● **Requirements**: Work through the data below line by line and say how many lines hold "Flight"; give only the number.
---- Records provided
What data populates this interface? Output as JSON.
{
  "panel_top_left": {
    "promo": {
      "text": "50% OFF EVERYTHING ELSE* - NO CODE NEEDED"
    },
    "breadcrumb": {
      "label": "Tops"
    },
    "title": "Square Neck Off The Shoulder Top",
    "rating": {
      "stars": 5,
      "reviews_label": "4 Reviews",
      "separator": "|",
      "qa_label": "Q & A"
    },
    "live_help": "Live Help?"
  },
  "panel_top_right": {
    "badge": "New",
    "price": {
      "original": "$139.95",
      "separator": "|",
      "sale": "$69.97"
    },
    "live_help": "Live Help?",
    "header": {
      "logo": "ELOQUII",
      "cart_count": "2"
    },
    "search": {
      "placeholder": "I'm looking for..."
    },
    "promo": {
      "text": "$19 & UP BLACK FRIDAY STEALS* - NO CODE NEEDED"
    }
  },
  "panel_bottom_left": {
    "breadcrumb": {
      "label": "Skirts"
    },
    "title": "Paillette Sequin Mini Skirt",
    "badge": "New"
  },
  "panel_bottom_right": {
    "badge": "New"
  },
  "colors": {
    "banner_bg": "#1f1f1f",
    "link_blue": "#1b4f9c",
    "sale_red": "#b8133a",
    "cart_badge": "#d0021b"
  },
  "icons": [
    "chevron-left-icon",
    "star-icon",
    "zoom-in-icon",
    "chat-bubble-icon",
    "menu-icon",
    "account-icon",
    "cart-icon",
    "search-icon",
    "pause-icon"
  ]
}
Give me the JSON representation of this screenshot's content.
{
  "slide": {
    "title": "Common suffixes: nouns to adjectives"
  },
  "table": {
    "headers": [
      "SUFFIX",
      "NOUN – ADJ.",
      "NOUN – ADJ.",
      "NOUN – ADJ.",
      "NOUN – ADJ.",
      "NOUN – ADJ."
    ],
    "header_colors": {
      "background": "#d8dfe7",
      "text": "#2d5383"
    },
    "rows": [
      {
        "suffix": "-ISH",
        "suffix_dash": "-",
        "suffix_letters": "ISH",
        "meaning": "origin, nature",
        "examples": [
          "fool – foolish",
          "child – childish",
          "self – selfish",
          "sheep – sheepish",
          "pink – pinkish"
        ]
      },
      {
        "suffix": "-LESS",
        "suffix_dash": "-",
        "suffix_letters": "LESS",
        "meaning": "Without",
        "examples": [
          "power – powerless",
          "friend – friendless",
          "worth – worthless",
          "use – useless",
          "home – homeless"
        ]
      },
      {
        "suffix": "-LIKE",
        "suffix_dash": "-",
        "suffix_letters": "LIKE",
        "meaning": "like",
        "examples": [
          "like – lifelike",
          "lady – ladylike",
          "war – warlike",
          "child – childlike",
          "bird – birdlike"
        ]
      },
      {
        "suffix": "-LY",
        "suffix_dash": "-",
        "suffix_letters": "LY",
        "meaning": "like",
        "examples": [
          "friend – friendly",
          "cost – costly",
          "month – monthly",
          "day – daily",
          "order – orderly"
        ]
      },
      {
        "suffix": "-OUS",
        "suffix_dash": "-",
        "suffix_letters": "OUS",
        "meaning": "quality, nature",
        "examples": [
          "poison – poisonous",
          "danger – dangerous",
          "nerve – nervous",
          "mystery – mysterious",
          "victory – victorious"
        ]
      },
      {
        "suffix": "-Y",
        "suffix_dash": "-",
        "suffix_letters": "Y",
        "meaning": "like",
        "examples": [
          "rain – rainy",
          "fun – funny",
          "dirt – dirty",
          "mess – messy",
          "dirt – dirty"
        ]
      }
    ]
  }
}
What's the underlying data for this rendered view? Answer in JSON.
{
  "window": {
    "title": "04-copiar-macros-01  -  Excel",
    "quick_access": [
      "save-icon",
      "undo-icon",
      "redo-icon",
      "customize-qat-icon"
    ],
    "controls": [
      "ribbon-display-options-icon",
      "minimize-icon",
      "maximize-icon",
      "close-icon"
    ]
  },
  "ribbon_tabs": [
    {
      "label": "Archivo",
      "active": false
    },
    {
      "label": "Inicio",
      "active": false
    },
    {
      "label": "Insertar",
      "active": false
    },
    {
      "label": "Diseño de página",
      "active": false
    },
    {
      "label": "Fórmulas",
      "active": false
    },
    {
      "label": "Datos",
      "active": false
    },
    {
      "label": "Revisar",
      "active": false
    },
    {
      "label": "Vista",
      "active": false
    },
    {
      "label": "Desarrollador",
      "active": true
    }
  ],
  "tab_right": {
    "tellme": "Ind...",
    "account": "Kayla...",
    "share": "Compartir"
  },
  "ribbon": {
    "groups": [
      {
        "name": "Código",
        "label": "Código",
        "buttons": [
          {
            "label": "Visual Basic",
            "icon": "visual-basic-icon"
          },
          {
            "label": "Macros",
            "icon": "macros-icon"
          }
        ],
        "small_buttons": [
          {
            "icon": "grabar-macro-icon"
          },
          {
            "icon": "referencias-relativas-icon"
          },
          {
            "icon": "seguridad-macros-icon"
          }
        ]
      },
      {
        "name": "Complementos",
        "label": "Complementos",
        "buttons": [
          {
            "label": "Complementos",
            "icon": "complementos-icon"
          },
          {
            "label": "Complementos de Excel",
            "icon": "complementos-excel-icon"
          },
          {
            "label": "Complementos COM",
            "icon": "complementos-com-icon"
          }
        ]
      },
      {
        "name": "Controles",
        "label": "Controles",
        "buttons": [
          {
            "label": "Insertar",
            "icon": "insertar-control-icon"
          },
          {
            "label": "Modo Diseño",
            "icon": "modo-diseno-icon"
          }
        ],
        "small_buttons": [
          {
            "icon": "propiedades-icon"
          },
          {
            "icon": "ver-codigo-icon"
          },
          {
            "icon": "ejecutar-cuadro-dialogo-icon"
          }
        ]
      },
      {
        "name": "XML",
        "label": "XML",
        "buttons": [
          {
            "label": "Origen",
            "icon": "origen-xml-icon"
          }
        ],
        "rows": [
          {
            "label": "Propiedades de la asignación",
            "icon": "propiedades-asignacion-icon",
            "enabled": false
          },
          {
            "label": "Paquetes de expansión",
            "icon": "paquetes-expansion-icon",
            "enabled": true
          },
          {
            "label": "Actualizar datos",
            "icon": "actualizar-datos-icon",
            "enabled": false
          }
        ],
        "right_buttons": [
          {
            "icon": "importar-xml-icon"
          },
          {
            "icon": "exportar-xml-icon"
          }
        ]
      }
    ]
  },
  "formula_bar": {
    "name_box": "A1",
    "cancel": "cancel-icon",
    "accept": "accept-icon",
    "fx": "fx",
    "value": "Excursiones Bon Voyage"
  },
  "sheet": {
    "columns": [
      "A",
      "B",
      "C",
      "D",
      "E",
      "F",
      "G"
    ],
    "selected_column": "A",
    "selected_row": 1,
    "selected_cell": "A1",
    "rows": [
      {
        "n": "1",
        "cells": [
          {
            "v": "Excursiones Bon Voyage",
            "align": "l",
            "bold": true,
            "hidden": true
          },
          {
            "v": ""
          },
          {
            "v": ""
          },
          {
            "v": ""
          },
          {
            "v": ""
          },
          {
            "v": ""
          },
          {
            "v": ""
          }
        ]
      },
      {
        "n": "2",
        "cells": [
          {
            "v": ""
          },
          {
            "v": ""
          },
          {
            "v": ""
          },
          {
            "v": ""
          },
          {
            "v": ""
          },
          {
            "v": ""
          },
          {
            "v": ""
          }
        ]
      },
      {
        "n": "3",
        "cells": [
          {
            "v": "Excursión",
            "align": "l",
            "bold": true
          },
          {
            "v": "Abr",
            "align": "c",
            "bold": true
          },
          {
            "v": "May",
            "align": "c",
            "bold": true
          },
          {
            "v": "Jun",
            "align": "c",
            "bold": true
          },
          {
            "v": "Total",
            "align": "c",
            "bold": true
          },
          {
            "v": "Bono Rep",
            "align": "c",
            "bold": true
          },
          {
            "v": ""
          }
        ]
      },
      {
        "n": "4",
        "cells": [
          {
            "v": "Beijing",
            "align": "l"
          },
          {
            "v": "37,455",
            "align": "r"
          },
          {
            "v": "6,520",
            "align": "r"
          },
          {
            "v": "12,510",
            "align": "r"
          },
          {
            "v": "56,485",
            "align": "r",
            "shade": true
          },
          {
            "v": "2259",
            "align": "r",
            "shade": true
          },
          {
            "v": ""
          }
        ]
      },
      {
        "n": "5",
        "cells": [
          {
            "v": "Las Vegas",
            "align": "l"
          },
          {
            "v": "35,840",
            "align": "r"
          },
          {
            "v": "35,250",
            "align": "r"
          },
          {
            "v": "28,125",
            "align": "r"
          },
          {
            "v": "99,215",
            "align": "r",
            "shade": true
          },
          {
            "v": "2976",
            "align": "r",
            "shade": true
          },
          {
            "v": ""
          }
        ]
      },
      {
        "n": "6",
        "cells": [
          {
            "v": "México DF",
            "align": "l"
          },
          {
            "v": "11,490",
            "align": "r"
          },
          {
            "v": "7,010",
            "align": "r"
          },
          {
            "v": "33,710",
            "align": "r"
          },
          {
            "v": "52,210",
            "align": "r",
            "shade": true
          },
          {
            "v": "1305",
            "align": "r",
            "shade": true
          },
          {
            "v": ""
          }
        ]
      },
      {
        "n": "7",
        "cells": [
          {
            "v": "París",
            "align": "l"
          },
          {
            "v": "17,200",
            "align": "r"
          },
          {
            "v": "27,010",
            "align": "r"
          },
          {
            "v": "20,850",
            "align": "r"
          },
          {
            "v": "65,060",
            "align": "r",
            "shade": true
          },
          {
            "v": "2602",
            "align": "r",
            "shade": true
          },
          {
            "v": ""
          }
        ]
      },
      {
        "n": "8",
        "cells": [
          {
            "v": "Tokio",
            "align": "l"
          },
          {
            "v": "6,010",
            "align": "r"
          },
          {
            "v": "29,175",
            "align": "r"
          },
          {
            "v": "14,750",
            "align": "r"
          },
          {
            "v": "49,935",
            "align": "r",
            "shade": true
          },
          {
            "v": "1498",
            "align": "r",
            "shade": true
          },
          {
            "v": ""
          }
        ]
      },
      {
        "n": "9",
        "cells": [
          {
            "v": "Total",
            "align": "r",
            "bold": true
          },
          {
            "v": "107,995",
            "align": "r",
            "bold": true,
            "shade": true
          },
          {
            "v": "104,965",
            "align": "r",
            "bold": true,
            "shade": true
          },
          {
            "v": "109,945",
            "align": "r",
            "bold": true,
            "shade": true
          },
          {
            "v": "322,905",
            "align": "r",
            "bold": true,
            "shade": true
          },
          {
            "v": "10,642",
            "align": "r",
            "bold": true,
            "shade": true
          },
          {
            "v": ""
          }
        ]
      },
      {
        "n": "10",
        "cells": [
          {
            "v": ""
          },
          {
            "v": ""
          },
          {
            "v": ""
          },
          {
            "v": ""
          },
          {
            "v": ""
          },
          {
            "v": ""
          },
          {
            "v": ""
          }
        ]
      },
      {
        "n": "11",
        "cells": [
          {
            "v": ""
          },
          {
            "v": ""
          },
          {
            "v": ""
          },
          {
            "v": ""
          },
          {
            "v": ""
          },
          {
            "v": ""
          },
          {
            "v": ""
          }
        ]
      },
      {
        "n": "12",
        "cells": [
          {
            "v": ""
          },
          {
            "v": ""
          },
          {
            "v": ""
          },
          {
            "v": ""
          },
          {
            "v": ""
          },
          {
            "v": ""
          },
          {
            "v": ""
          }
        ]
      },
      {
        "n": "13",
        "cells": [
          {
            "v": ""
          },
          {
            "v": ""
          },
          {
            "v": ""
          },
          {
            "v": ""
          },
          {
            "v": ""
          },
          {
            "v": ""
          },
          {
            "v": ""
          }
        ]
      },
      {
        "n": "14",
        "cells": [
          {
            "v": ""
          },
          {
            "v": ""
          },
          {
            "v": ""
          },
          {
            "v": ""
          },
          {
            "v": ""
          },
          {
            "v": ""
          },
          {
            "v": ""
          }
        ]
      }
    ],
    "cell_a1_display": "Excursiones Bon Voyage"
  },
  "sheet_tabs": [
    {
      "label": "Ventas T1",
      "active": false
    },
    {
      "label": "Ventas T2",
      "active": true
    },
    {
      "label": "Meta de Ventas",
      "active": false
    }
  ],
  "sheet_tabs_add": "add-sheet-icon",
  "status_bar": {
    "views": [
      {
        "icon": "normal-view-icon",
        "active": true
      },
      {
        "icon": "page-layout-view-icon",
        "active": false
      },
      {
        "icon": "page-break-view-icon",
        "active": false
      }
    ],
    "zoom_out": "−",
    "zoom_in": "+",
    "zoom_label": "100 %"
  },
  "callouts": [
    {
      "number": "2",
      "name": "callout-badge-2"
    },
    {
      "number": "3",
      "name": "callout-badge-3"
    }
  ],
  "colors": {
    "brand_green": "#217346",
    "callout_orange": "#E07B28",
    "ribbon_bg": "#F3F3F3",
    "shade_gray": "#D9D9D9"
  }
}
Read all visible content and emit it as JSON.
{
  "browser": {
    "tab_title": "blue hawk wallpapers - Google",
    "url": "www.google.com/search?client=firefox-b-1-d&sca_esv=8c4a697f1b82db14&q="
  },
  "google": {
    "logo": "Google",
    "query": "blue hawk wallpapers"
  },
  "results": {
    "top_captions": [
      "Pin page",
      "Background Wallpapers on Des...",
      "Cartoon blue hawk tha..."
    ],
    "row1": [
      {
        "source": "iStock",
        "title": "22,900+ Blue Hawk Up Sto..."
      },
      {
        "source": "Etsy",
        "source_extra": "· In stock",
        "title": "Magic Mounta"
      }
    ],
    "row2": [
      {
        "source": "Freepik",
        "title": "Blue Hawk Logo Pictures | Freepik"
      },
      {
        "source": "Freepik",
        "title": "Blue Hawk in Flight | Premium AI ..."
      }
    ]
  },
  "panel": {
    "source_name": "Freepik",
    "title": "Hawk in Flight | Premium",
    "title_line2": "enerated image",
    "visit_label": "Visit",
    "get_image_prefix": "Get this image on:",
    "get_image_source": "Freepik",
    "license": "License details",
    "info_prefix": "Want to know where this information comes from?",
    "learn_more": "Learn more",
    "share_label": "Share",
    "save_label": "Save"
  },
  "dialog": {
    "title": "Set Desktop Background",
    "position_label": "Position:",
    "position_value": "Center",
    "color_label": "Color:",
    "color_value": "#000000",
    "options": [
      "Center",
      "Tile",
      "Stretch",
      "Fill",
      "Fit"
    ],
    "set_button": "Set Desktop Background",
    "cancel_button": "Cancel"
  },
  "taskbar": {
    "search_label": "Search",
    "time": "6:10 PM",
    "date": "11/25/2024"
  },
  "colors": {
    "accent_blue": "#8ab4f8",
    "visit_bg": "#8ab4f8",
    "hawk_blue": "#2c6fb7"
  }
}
--------
● **Answer in full**: 2